## PROBLEM TO SOLVE
Copy every line of the listing exactly.

━━━━━ THE INPUT

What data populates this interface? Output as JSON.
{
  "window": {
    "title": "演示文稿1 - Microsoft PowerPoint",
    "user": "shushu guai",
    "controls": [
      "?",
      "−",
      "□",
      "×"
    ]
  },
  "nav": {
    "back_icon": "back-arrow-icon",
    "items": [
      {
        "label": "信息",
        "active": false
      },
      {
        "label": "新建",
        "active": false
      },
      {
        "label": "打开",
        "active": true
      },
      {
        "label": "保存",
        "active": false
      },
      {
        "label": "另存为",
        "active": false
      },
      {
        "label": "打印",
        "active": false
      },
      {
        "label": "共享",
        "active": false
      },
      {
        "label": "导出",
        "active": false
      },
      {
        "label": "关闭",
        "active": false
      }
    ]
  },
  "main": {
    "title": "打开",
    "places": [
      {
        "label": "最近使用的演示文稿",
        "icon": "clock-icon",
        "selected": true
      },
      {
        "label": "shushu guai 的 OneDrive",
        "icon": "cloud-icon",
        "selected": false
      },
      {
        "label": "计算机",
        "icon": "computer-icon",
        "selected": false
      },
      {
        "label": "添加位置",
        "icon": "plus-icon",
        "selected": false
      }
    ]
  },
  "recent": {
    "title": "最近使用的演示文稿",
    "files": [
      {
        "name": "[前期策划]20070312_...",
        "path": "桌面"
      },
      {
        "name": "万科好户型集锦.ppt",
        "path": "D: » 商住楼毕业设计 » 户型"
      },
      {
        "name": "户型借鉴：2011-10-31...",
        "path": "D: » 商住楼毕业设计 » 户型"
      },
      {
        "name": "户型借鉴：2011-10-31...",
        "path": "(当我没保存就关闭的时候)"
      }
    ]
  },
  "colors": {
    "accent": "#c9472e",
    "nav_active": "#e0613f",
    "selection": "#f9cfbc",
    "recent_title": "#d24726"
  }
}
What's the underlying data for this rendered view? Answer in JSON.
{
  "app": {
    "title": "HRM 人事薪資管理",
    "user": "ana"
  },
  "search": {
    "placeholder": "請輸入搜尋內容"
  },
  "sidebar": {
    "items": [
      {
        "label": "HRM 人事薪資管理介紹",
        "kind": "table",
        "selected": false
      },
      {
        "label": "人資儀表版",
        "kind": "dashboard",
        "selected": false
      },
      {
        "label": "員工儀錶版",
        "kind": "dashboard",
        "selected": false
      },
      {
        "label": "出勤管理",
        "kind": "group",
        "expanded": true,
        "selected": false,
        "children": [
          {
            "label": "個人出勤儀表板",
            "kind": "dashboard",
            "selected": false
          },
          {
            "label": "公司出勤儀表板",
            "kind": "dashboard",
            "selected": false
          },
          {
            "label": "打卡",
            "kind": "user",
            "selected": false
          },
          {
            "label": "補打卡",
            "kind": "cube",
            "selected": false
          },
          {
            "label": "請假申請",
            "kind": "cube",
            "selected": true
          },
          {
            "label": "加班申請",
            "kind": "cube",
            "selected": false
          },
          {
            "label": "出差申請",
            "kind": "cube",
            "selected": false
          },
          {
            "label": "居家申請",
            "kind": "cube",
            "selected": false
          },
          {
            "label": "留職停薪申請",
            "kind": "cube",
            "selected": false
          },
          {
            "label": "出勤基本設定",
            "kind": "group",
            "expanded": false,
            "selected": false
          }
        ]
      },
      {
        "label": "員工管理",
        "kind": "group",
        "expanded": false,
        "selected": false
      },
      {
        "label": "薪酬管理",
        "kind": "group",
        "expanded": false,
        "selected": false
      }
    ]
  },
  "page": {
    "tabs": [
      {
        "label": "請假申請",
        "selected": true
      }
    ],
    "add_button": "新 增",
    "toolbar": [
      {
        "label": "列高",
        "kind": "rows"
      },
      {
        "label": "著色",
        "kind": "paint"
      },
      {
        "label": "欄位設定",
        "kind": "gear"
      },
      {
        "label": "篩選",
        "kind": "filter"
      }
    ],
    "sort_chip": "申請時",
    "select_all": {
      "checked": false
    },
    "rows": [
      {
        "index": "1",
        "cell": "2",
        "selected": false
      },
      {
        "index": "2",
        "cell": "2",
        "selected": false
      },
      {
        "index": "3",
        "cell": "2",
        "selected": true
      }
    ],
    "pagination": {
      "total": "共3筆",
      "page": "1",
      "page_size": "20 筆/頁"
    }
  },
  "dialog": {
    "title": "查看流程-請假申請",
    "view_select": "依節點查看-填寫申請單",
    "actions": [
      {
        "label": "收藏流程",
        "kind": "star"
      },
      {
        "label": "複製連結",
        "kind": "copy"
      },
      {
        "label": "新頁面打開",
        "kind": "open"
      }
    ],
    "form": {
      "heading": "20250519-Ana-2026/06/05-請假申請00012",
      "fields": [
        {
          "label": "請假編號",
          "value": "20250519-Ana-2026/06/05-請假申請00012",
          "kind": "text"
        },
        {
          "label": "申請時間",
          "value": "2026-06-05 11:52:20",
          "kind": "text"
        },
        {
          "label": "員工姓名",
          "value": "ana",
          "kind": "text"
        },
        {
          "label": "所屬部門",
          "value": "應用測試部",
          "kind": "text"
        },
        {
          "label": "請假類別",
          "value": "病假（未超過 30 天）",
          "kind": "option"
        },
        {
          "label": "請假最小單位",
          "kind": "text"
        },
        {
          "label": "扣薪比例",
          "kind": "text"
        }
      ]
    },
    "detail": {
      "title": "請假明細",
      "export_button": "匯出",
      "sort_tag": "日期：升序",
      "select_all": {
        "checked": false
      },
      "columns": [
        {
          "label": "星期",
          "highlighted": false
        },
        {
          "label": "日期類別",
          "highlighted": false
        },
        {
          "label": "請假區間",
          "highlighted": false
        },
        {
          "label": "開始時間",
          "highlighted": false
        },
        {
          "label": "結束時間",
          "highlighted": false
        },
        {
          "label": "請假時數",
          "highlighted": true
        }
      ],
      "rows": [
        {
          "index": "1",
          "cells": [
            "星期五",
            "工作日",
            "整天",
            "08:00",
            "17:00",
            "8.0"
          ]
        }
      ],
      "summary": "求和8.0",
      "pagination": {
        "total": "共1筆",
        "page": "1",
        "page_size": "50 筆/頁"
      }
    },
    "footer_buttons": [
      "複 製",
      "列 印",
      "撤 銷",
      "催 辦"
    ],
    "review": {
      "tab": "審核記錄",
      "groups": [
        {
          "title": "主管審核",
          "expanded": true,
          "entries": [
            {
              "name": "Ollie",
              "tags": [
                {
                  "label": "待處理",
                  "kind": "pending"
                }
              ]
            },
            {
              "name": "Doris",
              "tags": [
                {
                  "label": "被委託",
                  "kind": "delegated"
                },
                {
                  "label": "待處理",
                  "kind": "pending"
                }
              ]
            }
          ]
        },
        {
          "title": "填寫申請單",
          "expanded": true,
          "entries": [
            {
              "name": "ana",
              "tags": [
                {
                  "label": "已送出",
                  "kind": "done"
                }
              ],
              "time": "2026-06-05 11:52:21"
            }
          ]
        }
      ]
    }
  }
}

━━━━━━━━━━

## PROBLEM SOLUTION
What data populates this interface? Output as JSON.
{
  "window": {
    "title": "演示文稿1 - Microsoft PowerPoint",
    "user": "shushu guai",
    "controls": [
      "?",
      "−",
      "□",
      "×"
    ]
  },
  "nav": {
    "back_icon": "back-arrow-icon",
    "items": [
      {
        "label": "信息",
        "active": false
      },
      {
        "label": "新建",
        "active": false
      },
      {
        "label": "打开",
        "active": true
      },
      {
        "label": "保存",
        "active": false
      },
      {
        "label": "另存为",
        "active": false
      },
      {
        "label": "打印",
        "active": false
      },
      {
        "label": "共享",
        "active": false
      },
      {
        "label": "导出",
        "active": false
      },
      {
        "label": "关闭",
        "active": false
      }
    ]
  },
  "main": {
    "title": "打开",
    "places": [
      {
        "label": "最近使用的演示文稿",
        "icon": "clock-icon",
        "selected": true
      },
      {
        "label": "shushu guai 的 OneDrive",
        "icon": "cloud-icon",
        "selected": false
      },
      {
        "label": "计算机",
        "icon": "computer-icon",
        "selected": false
      },
      {
        "label": "添加位置",
        "icon": "plus-icon",
        "selected": false
      }
    ]
  },
  "recent": {
    "title": "最近使用的演示文稿",
    "files": [
      {
        "name": "[前期策划]20070312_...",
        "path": "桌面"
      },
      {
        "name": "万科好户型集锦.ppt",
        "path": "D: » 商住楼毕业设计 » 户型"
      },
      {
        "name": "户型借鉴：2011-10-31...",
        "path": "D: » 商住楼毕业设计 » 户型"
      },
      {
        "name": "户型借鉴：2011-10-31...",
        "path": "(当我没保存就关闭的时候)"
      }
    ]
  },
  "colors": {
    "accent": "#c9472e",
    "nav_active": "#e0613f",
    "selection": "#f9cfbc",
    "recent_title": "#d24726"
  }
}
What's the underlying data for this rendered view? Answer in JSON.
{
  "app": {
    "title": "HRM 人事薪資管理",
    "user": "ana"
  },
  "search": {
    "placeholder": "請輸入搜尋內容"
  },
  "sidebar": {
    "items": [
      {
        "label": "HRM 人事薪資管理介紹",
        "kind": "table",
        "selected": false
      },
      {
        "label": "人資儀表版",
        "kind": "dashboard",
        "selected": false
      },
      {
        "label": "員工儀錶版",
        "kind": "dashboard",
        "selected": false
      },
      {
        "label": "出勤管理",
        "kind": "group",
        "expanded": true,
        "selected": false,
        "children": [
          {
            "label": "個人出勤儀表板",
            "kind": "dashboard",
            "selected": false
          },
          {
            "label": "公司出勤儀表板",
            "kind": "dashboard",
            "selected": false
          },
          {
            "label": "打卡",
            "kind": "user",
            "selected": false
          },
          {
            "label": "補打卡",
            "kind": "cube",
            "selected": false
          },
          {
            "label": "請假申請",
            "kind": "cube",
            "selected": true
          },
          {
            "label": "加班申請",
            "kind": "cube",
            "selected": false
          },
          {
            "label": "出差申請",
            "kind": "cube",
            "selected": false
          },
          {
            "label": "居家申請",
            "kind": "cube",
            "selected": false
          },
          {
            "label": "留職停薪申請",
            "kind": "cube",
            "selected": false
          },
          {
            "label": "出勤基本設定",
            "kind": "group",
            "expanded": false,
            "selected": false
          }
        ]
      },
      {
        "label": "員工管理",
        "kind": "group",
        "expanded": false,
        "selected": false
      },
      {
        "label": "薪酬管理",
        "kind": "group",
        "expanded": false,
        "selected": false
      }
    ]
  },
  "page": {
    "tabs": [
      {
        "label": "請假申請",
        "selected": true
      }
    ],
    "add_button": "新 增",
    "toolbar": [
      {
        "label": "列高",
        "kind": "rows"
      },
      {
        "label": "著色",
        "kind": "paint"
      },
      {
        "label": "欄位設定",
        "kind": "gear"
      },
      {
        "label": "篩選",
        "kind": "filter"
      }
    ],
    "sort_chip": "申請時",
    "select_all": {
      "checked": false
    },
    "rows": [
      {
        "index": "1",
        "cell": "2",
        "selected": false
      },
      {
        "index": "2",
        "cell": "2",
        "selected": false
      },
      {
        "index": "3",
        "cell": "2",
        "selected": true
      }
    ],
    "pagination": {
      "total": "共3筆",
      "page": "1",
      "page_size": "20 筆/頁"
    }
  },
  "dialog": {
    "title": "查看流程-請假申請",
    "view_select": "依節點查看-填寫申請單",
    "actions": [
      {
        "label": "收藏流程",
        "kind": "star"
      },
      {
        "label": "複製連結",
        "kind": "copy"
      },
      {
        "label": "新頁面打開",
        "kind": "open"
      }
    ],
    "form": {
      "heading": "20250519-Ana-2026/06/05-請假申請00012",
      "fields": [
        {
          "label": "請假編號",
          "value": "20250519-Ana-2026/06/05-請假申請00012",
          "kind": "text"
        },
        {
          "label": "申請時間",
          "value": "2026-06-05 11:52:20",
          "kind": "text"
        },
        {
          "label": "員工姓名",
          "value": "ana",
          "kind": "text"
        },
        {
          "label": "所屬部門",
          "value": "應用測試部",
          "kind": "text"
        },
        {
          "label": "請假類別",
          "value": "病假（未超過 30 天）",
          "kind": "option"
        },
        {
          "label": "請假最小單位",
          "kind": "text"
        },
        {
          "label": "扣薪比例",
          "kind": "text"
        }
      ]
    },
    "detail": {
      "title": "請假明細",
      "export_button": "匯出",
      "sort_tag": "日期：升序",
      "select_all": {
        "checked": false
      },
      "columns": [
        {
          "label": "星期",
          "highlighted": false
        },
        {
          "label": "日期類別",
          "highlighted": false
        },
        {
          "label": "請假區間",
          "highlighted": false
        },
        {
          "label": "開始時間",
          "highlighted": false
        },
        {
          "label": "結束時間",
          "highlighted": false
        },
        {
          "label": "請假時數",
          "highlighted": true
        }
      ],
      "rows": [
        {
          "index": "1",
          "cells": [
            "星期五",
            "工作日",
            "整天",
            "08:00",
            "17:00",
            "8.0"
          ]
        }
      ],
      "summary": "求和8.0",
      "pagination": {
        "total": "共1筆",
        "page": "1",
        "page_size": "50 筆/頁"
      }
    },
    "footer_buttons": [
      "複 製",
      "列 印",
      "撤 銷",
      "催 辦"
    ],
    "review": {
      "tab": "審核記錄",
      "groups": [
        {
          "title": "主管審核",
          "expanded": true,
          "entries": [
            {
              "name": "Ollie",
              "tags": [
                {
                  "label": "待處理",
                  "kind": "pending"
                }
              ]
            },
            {
              "name": "Doris",
              "tags": [
                {
                  "label": "被委託",
                  "kind": "delegated"
                },
                {
                  "label": "待處理",
                  "kind": "pending"
                }
              ]
            }
          ]
        },
        {
          "title": "填寫申請單",
          "expanded": true,
          "entries": [
            {
              "name": "ana",
              "tags": [
                {
                  "label": "已送出",
                  "kind": "done"
                }
              ],
              "time": "2026-06-05 11:52:21"
            }
          ]
        }
      ]
    }
  }
}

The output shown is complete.